start

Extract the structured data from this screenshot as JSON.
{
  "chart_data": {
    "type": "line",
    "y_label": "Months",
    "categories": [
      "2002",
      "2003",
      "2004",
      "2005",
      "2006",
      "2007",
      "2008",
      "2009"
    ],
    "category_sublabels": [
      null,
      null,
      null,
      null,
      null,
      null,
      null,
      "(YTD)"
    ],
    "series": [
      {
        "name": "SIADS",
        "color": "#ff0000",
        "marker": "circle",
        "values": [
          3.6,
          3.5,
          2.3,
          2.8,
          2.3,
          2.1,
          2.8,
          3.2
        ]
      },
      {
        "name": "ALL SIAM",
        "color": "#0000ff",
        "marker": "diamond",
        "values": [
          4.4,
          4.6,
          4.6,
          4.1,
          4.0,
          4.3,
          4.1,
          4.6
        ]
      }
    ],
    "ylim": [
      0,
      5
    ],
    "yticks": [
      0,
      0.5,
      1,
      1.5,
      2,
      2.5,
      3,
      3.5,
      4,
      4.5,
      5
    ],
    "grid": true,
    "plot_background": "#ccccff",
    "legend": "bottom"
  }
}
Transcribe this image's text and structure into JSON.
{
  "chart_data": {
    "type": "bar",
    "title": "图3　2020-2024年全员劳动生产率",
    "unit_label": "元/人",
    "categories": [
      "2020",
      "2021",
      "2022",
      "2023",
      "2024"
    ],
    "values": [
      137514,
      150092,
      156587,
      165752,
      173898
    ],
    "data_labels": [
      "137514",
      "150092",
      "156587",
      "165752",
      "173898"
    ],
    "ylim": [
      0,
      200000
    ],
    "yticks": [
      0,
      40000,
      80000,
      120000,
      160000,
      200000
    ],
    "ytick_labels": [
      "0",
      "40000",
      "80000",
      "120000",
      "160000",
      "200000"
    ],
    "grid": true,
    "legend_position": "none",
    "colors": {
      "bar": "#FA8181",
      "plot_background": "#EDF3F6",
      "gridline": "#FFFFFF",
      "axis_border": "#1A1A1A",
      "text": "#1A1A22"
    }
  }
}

end

Copy all the records above precisely.

Extract the structured data from this screenshot as JSON.
{
  "chart_data": {
    "type": "line",
    "y_label": "Months",
    "categories": [
      "2002",
      "2003",
      "2004",
      "2005",
      "2006",
      "2007",
      "2008",
      "2009"
    ],
    "category_sublabels": [
      null,
      null,
      null,
      null,
      null,
      null,
      null,
      "(YTD)"
    ],
    "series": [
      {
        "name": "SIADS",
        "color": "#ff0000",
        "marker": "circle",
        "values": [
          3.6,
          3.5,
          2.3,
          2.8,
          2.3,
          2.1,
          2.8,
          3.2
        ]
      },
      {
        "name": "ALL SIAM",
        "color": "#0000ff",
        "marker": "diamond",
        "values": [
          4.4,
          4.6,
          4.6,
          4.1,
          4.0,
          4.3,
          4.1,
          4.6
        ]
      }
    ],
    "ylim": [
      0,
      5
    ],
    "yticks": [
      0,
      0.5,
      1,
      1.5,
      2,
      2.5,
      3,
      3.5,
      4,
      4.5,
      5
    ],
    "grid": true,
    "plot_background": "#ccccff",
    "legend": "bottom"
  }
}
Transcribe this image's text and structure into JSON.
{
  "chart_data": {
    "type": "bar",
    "title": "图3　2020-2024年全员劳动生产率",
    "unit_label": "元/人",
    "categories": [
      "2020",
      "2021",
      "2022",
      "2023",
      "2024"
    ],
    "values": [
      137514,
      150092,
      156587,
      165752,
      173898
    ],
    "data_labels": [
      "137514",
      "150092",
      "156587",
      "165752",
      "173898"
    ],
    "ylim": [
      0,
      200000
    ],
    "yticks": [
      0,
      40000,
      80000,
      120000,
      160000,
      200000
    ],
    "ytick_labels": [
      "0",
      "40000",
      "80000",
      "120000",
      "160000",
      "200000"
    ],
    "grid": true,
    "legend_position": "none",
    "colors": {
      "bar": "#FA8181",
      "plot_background": "#EDF3F6",
      "gridline": "#FFFFFF",
      "axis_border": "#1A1A1A",
      "text": "#1A1A22"
    }
  }
}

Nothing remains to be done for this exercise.